Required work — Return these records line for line, with the pictures left out of the answer.

[Start of Data supplied]

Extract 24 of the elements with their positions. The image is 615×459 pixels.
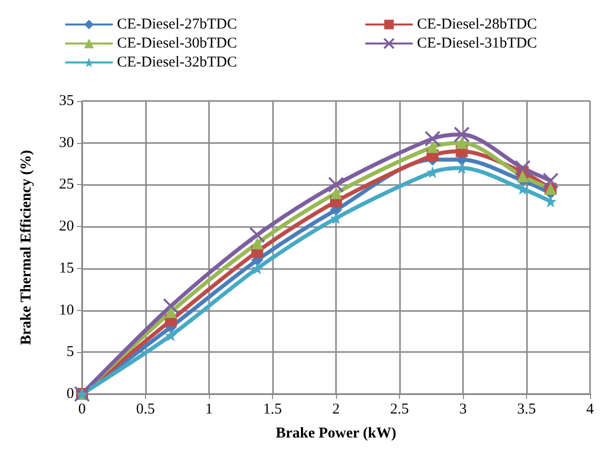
y-tick-label: 30 <box>59 134 74 151</box>
y-tick-label: 15 <box>59 260 74 276</box>
legend-label: CE-Diesel-27bTDC <box>117 16 237 32</box>
x-tick-label: 1 <box>205 402 213 418</box>
x-tick-label: 4 <box>586 402 594 418</box>
x-tick-label: 0 <box>78 402 86 418</box>
legend-label: CE-Diesel-31bTDC <box>417 36 537 52</box>
y-tick-label: 5 <box>66 344 74 360</box>
legend-label: CE-Diesel-28bTDC <box>417 16 537 32</box>
y-tick-label: 10 <box>59 302 74 318</box>
x-tick-label: 2.5 <box>390 402 409 418</box>
x-tick-label: 3.5 <box>517 402 536 418</box>
x-axis-title: Brake Power (kW) <box>276 426 396 442</box>
y-tick-label: 0 <box>66 386 74 402</box>
y-tick-label: 25 <box>59 176 74 193</box>
y-axis-title: Brake Thermal Efficiency (%) <box>18 150 34 346</box>
legend-label: CE-Diesel-30bTDC <box>117 36 237 52</box>
legend-label: CE-Diesel-32bTDC <box>117 54 237 70</box>
x-tick-label: 3 <box>459 402 467 418</box>
y-tick-label: 20 <box>59 218 74 235</box>
x-tick-label: 2 <box>332 402 340 418</box>
y-tick-label: 35 <box>59 93 74 109</box>
x-tick-label: 1.5 <box>263 402 282 418</box>
x-tick-label: 0.5 <box>136 402 155 418</box>
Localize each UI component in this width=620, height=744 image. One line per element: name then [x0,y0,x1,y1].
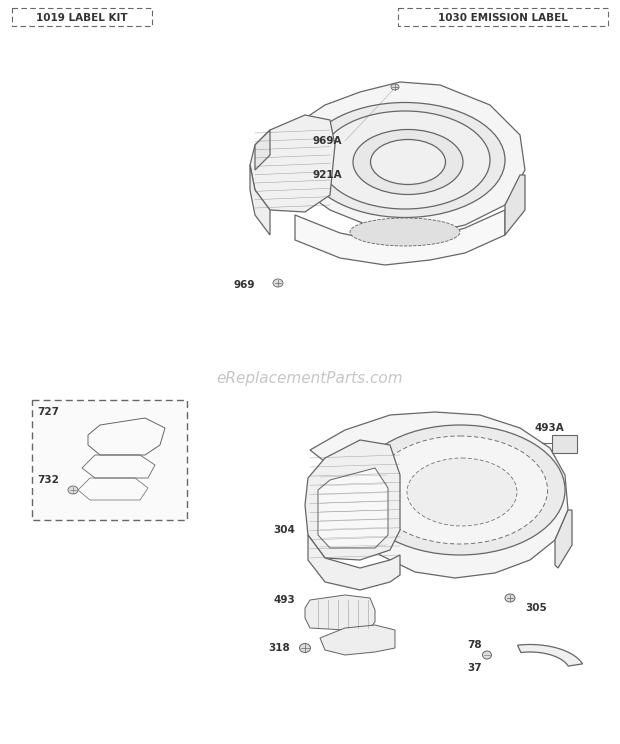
Ellipse shape [353,129,463,194]
Polygon shape [505,175,525,235]
Polygon shape [318,468,388,548]
Text: 1030 EMISSION LABEL: 1030 EMISSION LABEL [438,13,568,23]
Text: 921A: 921A [312,170,342,180]
Text: 78: 78 [467,640,482,650]
Text: 969A: 969A [312,136,342,146]
Text: 732: 732 [37,475,59,485]
Ellipse shape [371,140,446,185]
Polygon shape [295,210,505,265]
Polygon shape [320,625,395,655]
Text: 304: 304 [273,525,295,535]
Ellipse shape [505,594,515,602]
Text: eReplacementParts.com: eReplacementParts.com [216,371,404,385]
Polygon shape [310,412,568,578]
Polygon shape [305,595,375,630]
Ellipse shape [373,436,547,544]
Polygon shape [305,440,400,560]
Polygon shape [555,510,572,568]
Text: 1019 LABEL KIT: 1019 LABEL KIT [36,13,128,23]
Polygon shape [250,115,335,212]
Text: 318: 318 [268,643,290,653]
Bar [398,8,608,26]
Text: 305: 305 [525,603,547,613]
Ellipse shape [273,279,283,287]
Ellipse shape [299,644,311,652]
Text: 727: 727 [37,407,59,417]
Ellipse shape [68,486,78,494]
Ellipse shape [391,84,399,90]
FancyBboxPatch shape [552,435,577,453]
Text: 969: 969 [234,280,255,290]
Ellipse shape [482,651,492,659]
Ellipse shape [305,103,505,217]
Polygon shape [308,535,400,590]
Ellipse shape [320,111,490,209]
Polygon shape [285,82,525,235]
Bar [32,400,187,520]
Ellipse shape [355,425,565,555]
Polygon shape [255,130,270,170]
Bar [12,8,152,26]
Text: 493A: 493A [535,423,565,433]
Polygon shape [518,644,583,666]
Polygon shape [250,165,270,235]
Text: 493: 493 [273,595,295,605]
Ellipse shape [407,458,517,526]
Ellipse shape [350,218,460,246]
Text: 37: 37 [467,663,482,673]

[End of Data supplied]

Exercise output —
Extract 24 of the elements with their positions. The image is 615×459 pixels.
y-tick-label: 30 <box>59 134 74 151</box>
y-tick-label: 15 <box>59 260 74 276</box>
legend-label: CE-Diesel-27bTDC <box>117 16 237 32</box>
x-tick-label: 1 <box>205 402 213 418</box>
x-tick-label: 4 <box>586 402 594 418</box>
x-tick-label: 0 <box>78 402 86 418</box>
legend-label: CE-Diesel-31bTDC <box>417 36 537 52</box>
y-tick-label: 5 <box>66 344 74 360</box>
legend-label: CE-Diesel-28bTDC <box>417 16 537 32</box>
y-tick-label: 10 <box>59 302 74 318</box>
x-tick-label: 2.5 <box>390 402 409 418</box>
x-tick-label: 3.5 <box>517 402 536 418</box>
x-axis-title: Brake Power (kW) <box>276 426 396 442</box>
y-tick-label: 0 <box>66 386 74 402</box>
y-tick-label: 25 <box>59 176 74 193</box>
y-axis-title: Brake Thermal Efficiency (%) <box>18 150 34 346</box>
legend-label: CE-Diesel-30bTDC <box>117 36 237 52</box>
legend-label: CE-Diesel-32bTDC <box>117 54 237 70</box>
x-tick-label: 3 <box>459 402 467 418</box>
y-tick-label: 20 <box>59 218 74 235</box>
x-tick-label: 2 <box>332 402 340 418</box>
y-tick-label: 35 <box>59 93 74 109</box>
x-tick-label: 1.5 <box>263 402 282 418</box>
x-tick-label: 0.5 <box>136 402 155 418</box>
Localize each UI component in this width=620, height=744 image. One line per element: name then [x0,y0,x1,y1].
Ellipse shape [353,129,463,194]
Polygon shape [505,175,525,235]
Polygon shape [318,468,388,548]
Text: 1030 EMISSION LABEL: 1030 EMISSION LABEL [438,13,568,23]
Text: 921A: 921A [312,170,342,180]
Text: 78: 78 [467,640,482,650]
Text: 969A: 969A [312,136,342,146]
Text: 732: 732 [37,475,59,485]
Ellipse shape [371,140,446,185]
Polygon shape [295,210,505,265]
Polygon shape [320,625,395,655]
Text: 304: 304 [273,525,295,535]
Ellipse shape [505,594,515,602]
Text: eReplacementParts.com: eReplacementParts.com [216,371,404,385]
Polygon shape [310,412,568,578]
Polygon shape [305,595,375,630]
Ellipse shape [373,436,547,544]
Polygon shape [305,440,400,560]
Polygon shape [555,510,572,568]
Text: 1019 LABEL KIT: 1019 LABEL KIT [36,13,128,23]
Polygon shape [250,115,335,212]
Text: 318: 318 [268,643,290,653]
Bar [398,8,608,26]
Text: 305: 305 [525,603,547,613]
Ellipse shape [273,279,283,287]
Ellipse shape [299,644,311,652]
Text: 727: 727 [37,407,59,417]
Ellipse shape [68,486,78,494]
Ellipse shape [391,84,399,90]
FancyBboxPatch shape [552,435,577,453]
Text: 969: 969 [234,280,255,290]
Ellipse shape [482,651,492,659]
Ellipse shape [305,103,505,217]
Polygon shape [308,535,400,590]
Ellipse shape [320,111,490,209]
Polygon shape [285,82,525,235]
Bar [32,400,187,520]
Ellipse shape [355,425,565,555]
Polygon shape [255,130,270,170]
Bar [12,8,152,26]
Text: 493A: 493A [535,423,565,433]
Polygon shape [518,644,583,666]
Polygon shape [250,165,270,235]
Text: 493: 493 [273,595,295,605]
Ellipse shape [407,458,517,526]
Ellipse shape [350,218,460,246]
Text: 37: 37 [467,663,482,673]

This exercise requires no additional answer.